**STATED GOAL**: Find each line containing the string "data" and return it.

* * * * * * *

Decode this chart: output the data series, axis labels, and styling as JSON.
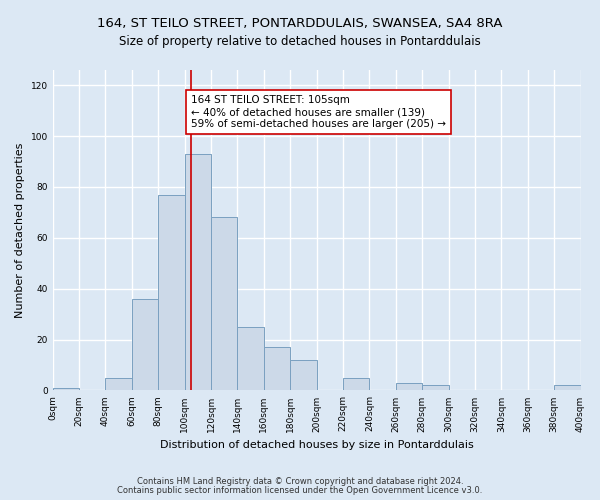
{
  "title": "164, ST TEILO STREET, PONTARDDULAIS, SWANSEA, SA4 8RA",
  "subtitle": "Size of property relative to detached houses in Pontarddulais",
  "xlabel": "Distribution of detached houses by size in Pontarddulais",
  "ylabel": "Number of detached properties",
  "bin_edges": [
    0,
    20,
    40,
    60,
    80,
    100,
    120,
    140,
    160,
    180,
    200,
    220,
    240,
    260,
    280,
    300,
    320,
    340,
    360,
    380,
    400
  ],
  "bar_heights": [
    1,
    0,
    5,
    36,
    77,
    93,
    68,
    25,
    17,
    12,
    0,
    5,
    0,
    3,
    2,
    0,
    0,
    0,
    0,
    2
  ],
  "bar_color": "#ccd9e8",
  "bar_edgecolor": "#7aa0c0",
  "vline_x": 105,
  "vline_color": "#cc0000",
  "ylim": [
    0,
    126
  ],
  "yticks": [
    0,
    20,
    40,
    60,
    80,
    100,
    120
  ],
  "annotation_title": "164 ST TEILO STREET: 105sqm",
  "annotation_line1": "← 40% of detached houses are smaller (139)",
  "annotation_line2": "59% of semi-detached houses are larger (205) →",
  "annotation_box_color": "#ffffff",
  "annotation_box_edgecolor": "#cc0000",
  "footer_line1": "Contains HM Land Registry data © Crown copyright and database right 2024.",
  "footer_line2": "Contains public sector information licensed under the Open Government Licence v3.0.",
  "background_color": "#dce8f4",
  "plot_bg_color": "#dce8f4",
  "grid_color": "#ffffff",
  "title_fontsize": 9.5,
  "subtitle_fontsize": 8.5,
  "axis_label_fontsize": 8,
  "tick_fontsize": 6.5,
  "annotation_fontsize": 7.5,
  "footer_fontsize": 6
}
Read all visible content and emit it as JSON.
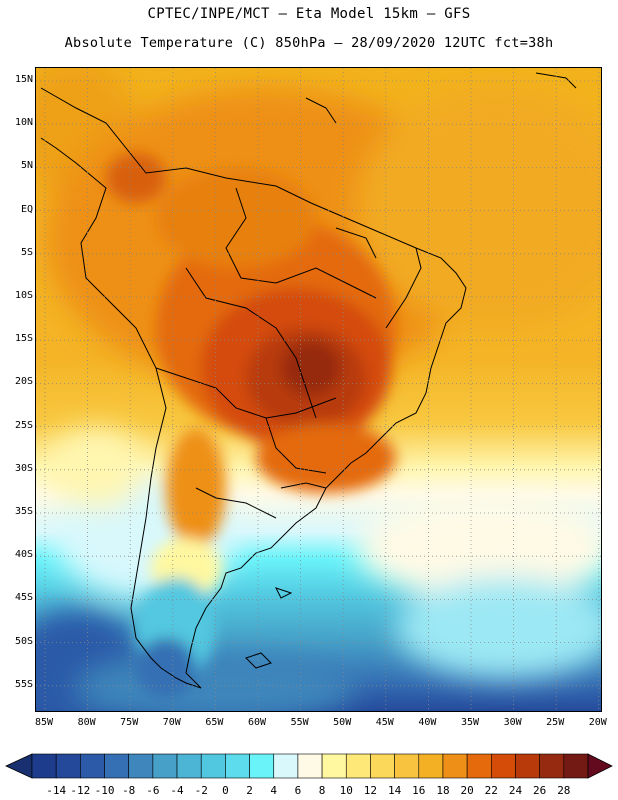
{
  "title_line1": "CPTEC/INPE/MCT –  Eta Model 15km – GFS",
  "title_line2": "Absolute Temperature (C) 850hPa – 28/09/2020 12UTC fct=38h",
  "lat_labels": [
    "15N",
    "10N",
    "5N",
    "EQ",
    "5S",
    "10S",
    "15S",
    "20S",
    "25S",
    "30S",
    "35S",
    "40S",
    "45S",
    "50S",
    "55S"
  ],
  "lon_labels": [
    "85W",
    "80W",
    "75W",
    "70W",
    "65W",
    "60W",
    "55W",
    "50W",
    "45W",
    "40W",
    "35W",
    "30W",
    "25W",
    "20W"
  ],
  "colorbar": {
    "labels": [
      "-14",
      "-12",
      "-10",
      "-8",
      "-6",
      "-4",
      "-2",
      "0",
      "2",
      "4",
      "6",
      "8",
      "10",
      "12",
      "14",
      "16",
      "18",
      "20",
      "22",
      "24",
      "26",
      "28"
    ],
    "colors": [
      "#1e3c8c",
      "#24489a",
      "#2c5aa8",
      "#3670b4",
      "#3e86bc",
      "#46a0c8",
      "#4cb4d4",
      "#52c8e0",
      "#5cdcec",
      "#6af4fa",
      "#d8f8fc",
      "#fffae6",
      "#fff8a0",
      "#fee878",
      "#fcd85a",
      "#f8c440",
      "#f4b024",
      "#ee9018",
      "#e46a0c",
      "#d44c08",
      "#b83a0a",
      "#962a10",
      "#741a14"
    ],
    "colors_note": "ordered from lowest to highest class",
    "under_color": "#183070",
    "over_color": "#640a1e"
  },
  "icons": {
    "colorbar_arrows": "triangle-arrow"
  }
}
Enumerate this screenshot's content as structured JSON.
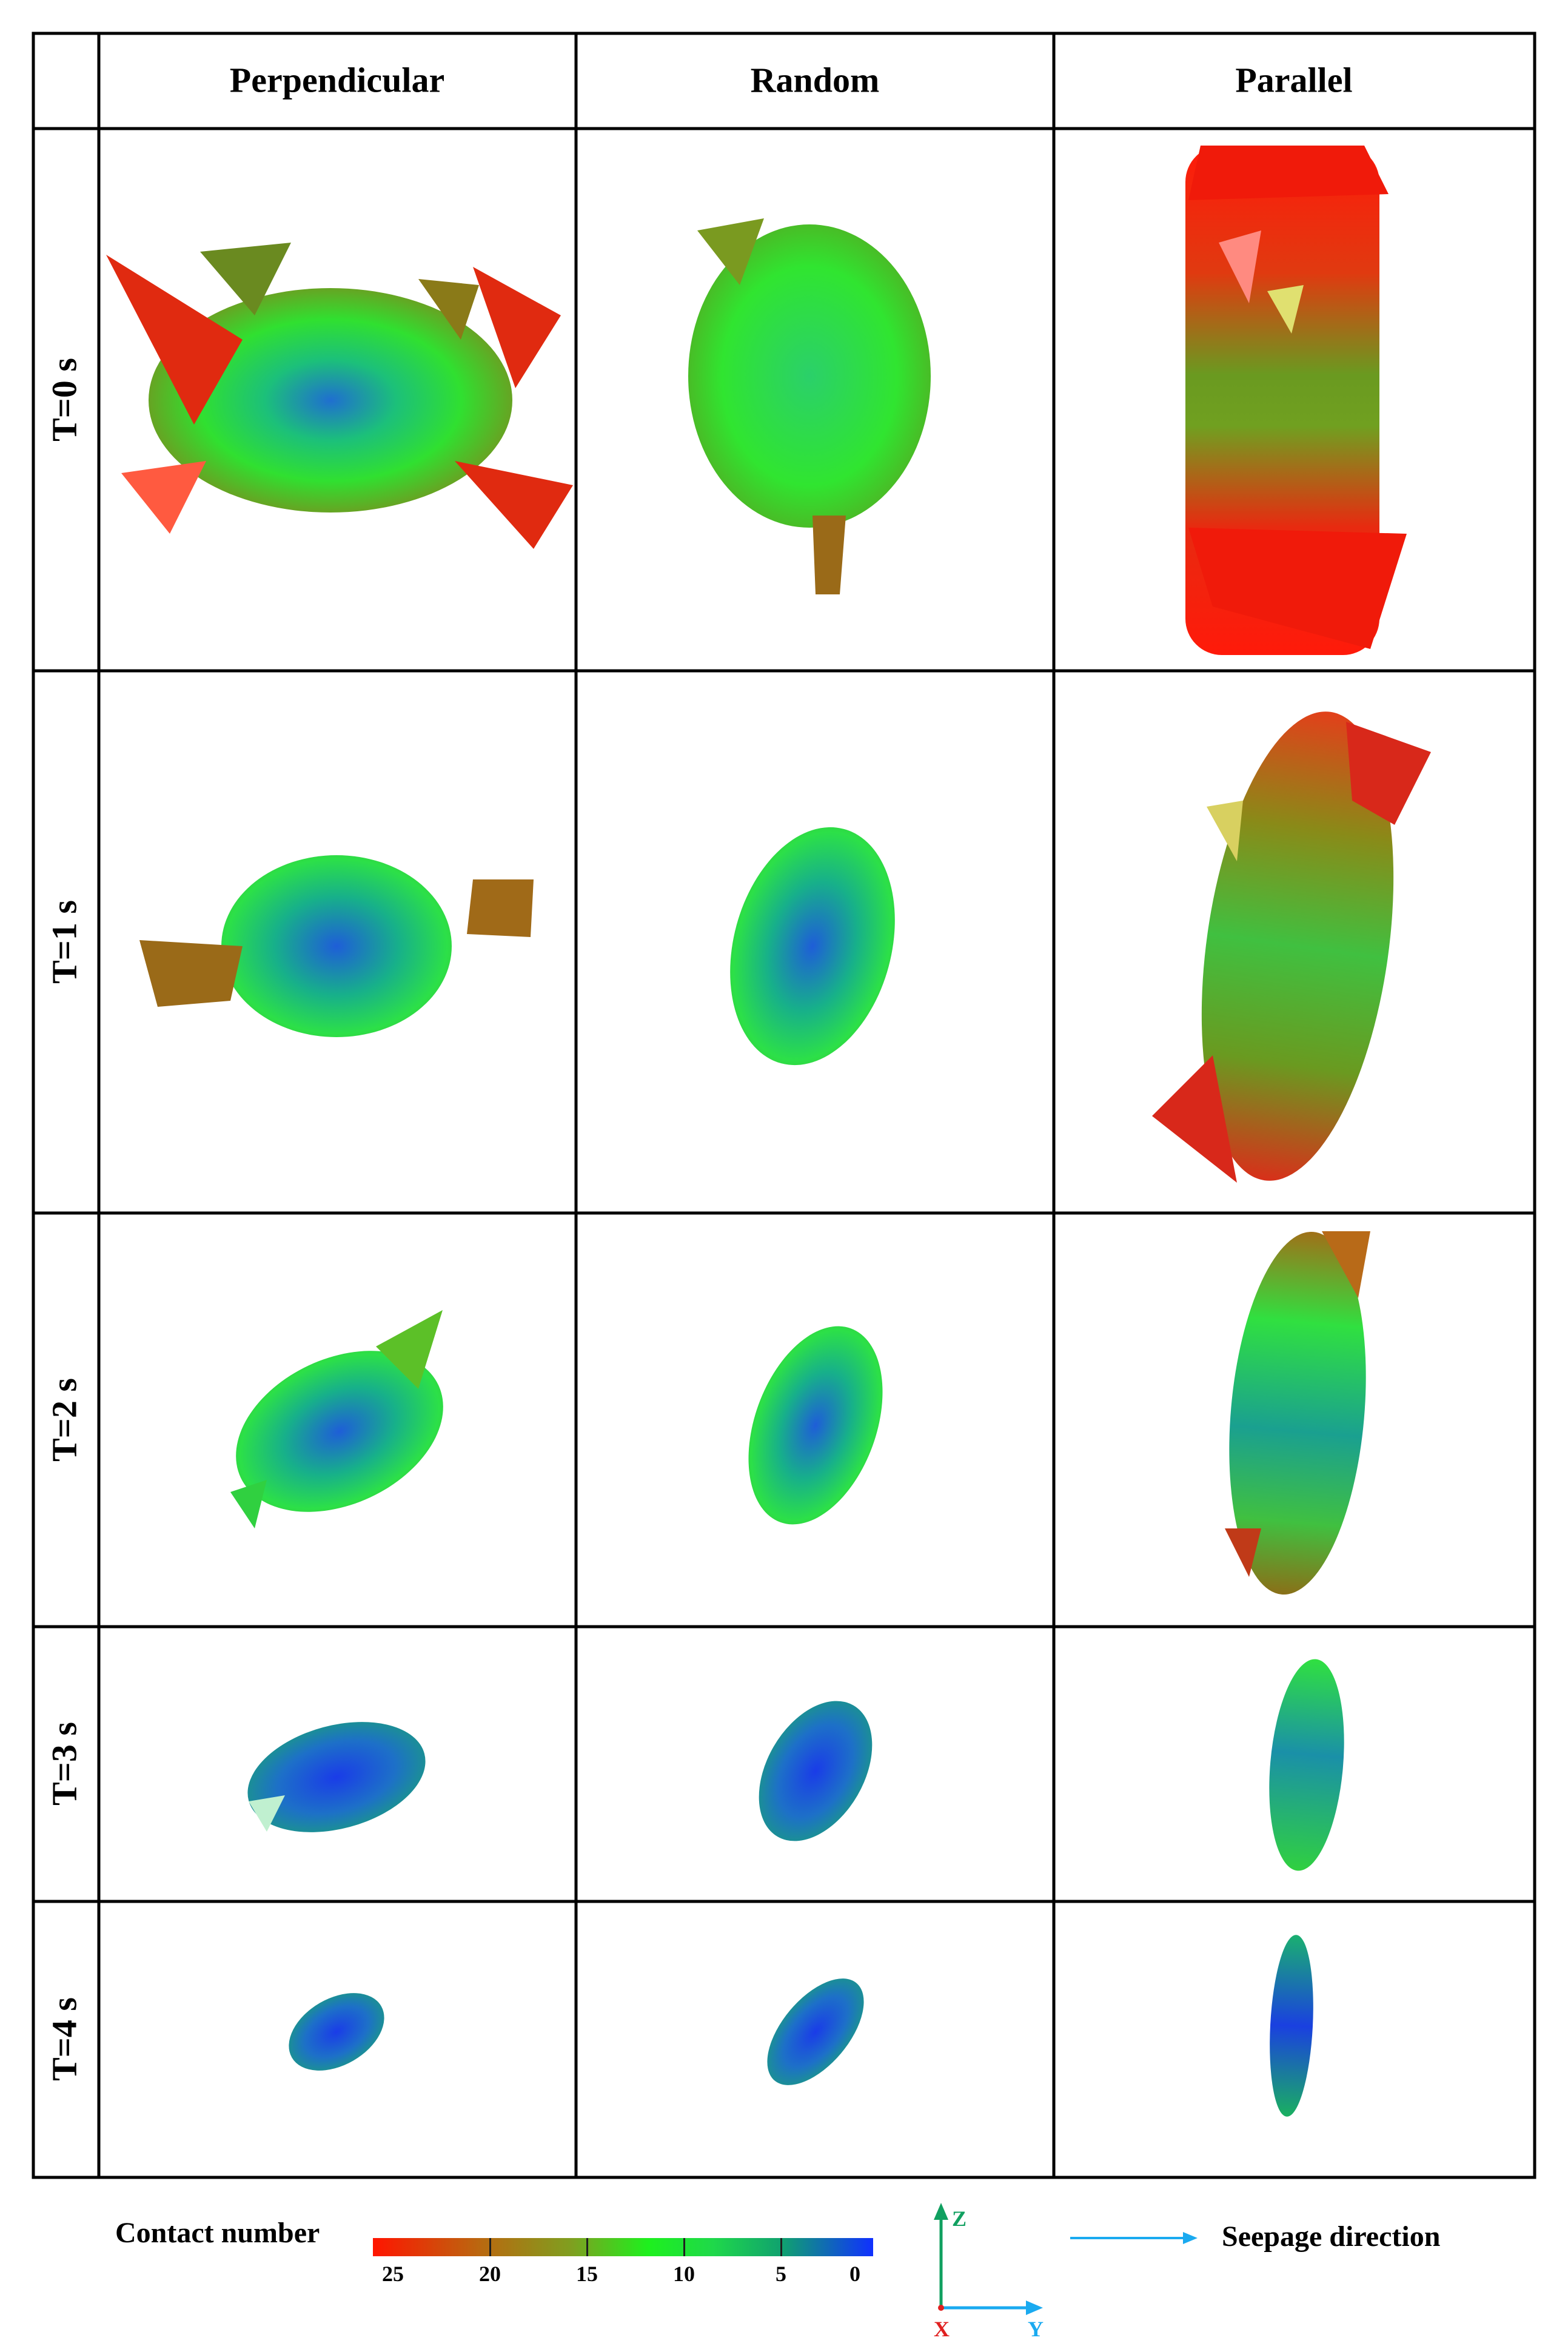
{
  "columns": [
    "Perpendicular",
    "Random",
    "Parallel"
  ],
  "rows": [
    "T=0 s",
    "T=1 s",
    "T=2 s",
    "T=3 s",
    "T=4 s"
  ],
  "legend": {
    "title": "Contact number",
    "ticks": [
      "25",
      "20",
      "15",
      "10",
      "5",
      "0"
    ],
    "colors": [
      "#ff1500",
      "#b86a10",
      "#7ea020",
      "#1ef01e",
      "#10a070",
      "#1030ff"
    ]
  },
  "axes": {
    "z": "Z",
    "x": "X",
    "y": "Y"
  },
  "seepage": {
    "label": "Seepage direction",
    "color": "#1aaaf0"
  }
}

* * * * * * *

**COMPLETED TASK**:
Decode this chart: output the data series, axis labels, and styling as JSON.
  "footer_line1": "Contains HM Land Registry data © Crown copyright and database right 2024.",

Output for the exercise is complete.